## 抜粋文

ANAが5100億円の赤字〜続ける必要のある雇用調整助成金

ニッポン放送「飯田浩司のOK! Cozy up!」(10月28日放送)に数量政策学者の高橋洋一が出演。ANAホールディングスの最終損益が5100億円の赤字見通しになるというニュースについて解説した。

出発ロビーのカウンターで業務するANA(全日本空輸)職員=2020年10月27日、羽田空港 写真提供:産経新聞社

ANAホールディングスが過去最大5100億円の赤字見通し

航空大手ANAホールディングスは27日、2021年3月までの1年間の業績予想を公表した。最終的な損益が過去最大の5100億円の赤字になる見込みと発表している。

片野坂社長)来年度はあらゆる手をうち、必ず黒字化を実現したいと思っています。そして新しいビジネスモデルへの変革によって、感染症の再来にも耐えられる強靭なANAグループに生まれ変わりたいと思っております。

 

飯田)10月27日に行われたANAホールディングス片野坂代表取締役社長の会見の模様です。厳しいですね。

高橋)本当に厳しいですね。ANAホールディングスというのは、全体のグループ企業の持ち株会社です。純資産は確か1兆円くらいしかありません。それで5000億円の赤字というと、もう1回来るとアウトという世界です。しかし債務超過にはならないので、この後、業績を回復して行けば、国有化などというところまでは行かないとは思います。固定経費などを落とすということで出向させるというのは、「こういうやり方があるのか」と思いました。それを受け入れてくれるトヨタも太っ腹ですよね。

連休最終日を迎え多くの人でにぎわう羽田空港の国内線出発ロビー=2020年7月26日午後、東京都大田区 写真提供:産経新聞社

ノジマなどにANA社員が出向の予定

飯田)トヨタに関しては昨日(27日)の会見では、向こうからも、こちらからも話は上がっていないそうです。ただ家電量販店のノジマさんからは上がっているということです。

高橋)まだ確定していないということですね。

飯田)トヨタは、いまのところは否定をしています。

高橋)出向ですと、首切りまで行かずにギリギリのところで耐え忍んで行くということです。ただ雇用者は大変ですよね。

新型コロナGW空撮 関空に駐機しているANAの機体=2020年5月2日、関西国際空港 写真提供:産経新聞社

雇用調整助成金は続ける必要がある

飯田)公的支援については、会見でもかなり聞かれていました。やはり、国有化というのが記者の頭のなかにもよぎるのですが、基本的には、他の企業も含めて用意されたメニューを使って行くということです。まずは雇用調整助成金を使うということです。

高橋)雇用調整助成金のようなものは、もう少し続けなければならないということでしょう。雇用調整助成金は労働者と経営者がこれまでに出した保険です。これを取り崩すのは、当たり前のことなのです。

## 提供資料

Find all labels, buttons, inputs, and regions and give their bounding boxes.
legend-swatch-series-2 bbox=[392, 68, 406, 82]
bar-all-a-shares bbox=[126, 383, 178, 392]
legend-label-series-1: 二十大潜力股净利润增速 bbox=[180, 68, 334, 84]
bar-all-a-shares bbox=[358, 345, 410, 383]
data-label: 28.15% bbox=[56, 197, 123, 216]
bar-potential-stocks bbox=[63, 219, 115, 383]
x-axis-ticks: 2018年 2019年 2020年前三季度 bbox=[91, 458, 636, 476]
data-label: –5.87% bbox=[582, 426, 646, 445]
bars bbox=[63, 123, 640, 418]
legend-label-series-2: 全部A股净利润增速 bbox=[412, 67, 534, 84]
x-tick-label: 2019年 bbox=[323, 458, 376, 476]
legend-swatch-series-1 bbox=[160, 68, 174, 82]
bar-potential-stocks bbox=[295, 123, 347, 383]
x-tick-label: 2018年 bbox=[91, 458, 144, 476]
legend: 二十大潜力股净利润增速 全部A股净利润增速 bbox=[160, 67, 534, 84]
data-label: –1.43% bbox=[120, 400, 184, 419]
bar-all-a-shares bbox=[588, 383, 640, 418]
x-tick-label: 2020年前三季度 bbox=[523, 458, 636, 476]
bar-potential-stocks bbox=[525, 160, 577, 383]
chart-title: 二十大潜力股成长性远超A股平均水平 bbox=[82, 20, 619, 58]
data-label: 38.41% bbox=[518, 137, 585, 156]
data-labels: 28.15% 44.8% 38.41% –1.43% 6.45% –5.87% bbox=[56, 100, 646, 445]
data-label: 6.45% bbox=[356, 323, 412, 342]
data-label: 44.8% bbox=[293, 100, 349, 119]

## 情報をもとに
- a) 抜粋文から、「飯田)トヨタに関しては昨日(27日)の会」を含む語句で始まり「助成金を使うということです。」で終わる部分を、一字も変えずに書き写すこと。
- b) 抜粋文によると、ANAホールディングスが27日に公表した2021年3月までの1年間の最終的な損益は、どうなる見込みか。

## 番号別の解答
- a)
飯田)トヨタに関しては昨日(27日)の会見では、向こうからも、こちらからも話は上がっていないそうです。ただ家電量販店のノジマさんからは上がっているということです。

高橋)まだ確定していないということですね。

飯田)トヨタは、いまのところは否定をしています。

高橋)出向ですと、首切りまで行かずにギリギリのところで耐え忍んで行くということです。ただ雇用者は大変ですよね。

新型コロナGW空撮 関空に駐機しているANAの機体=2020年5月2日、関西国際空港 写真提供:産経新聞社

雇用調整助成金は続ける必要がある

飯田)公的支援については、会見でもかなり聞かれていました。やはり、国有化というのが記者の頭のなかにもよぎるのですが、基本的には、他の企業も含めて用意されたメニューを使って行くということです。まずは雇用調整助成金を使うということです。

- b) 過去最大の5100億円の赤字になる見込み。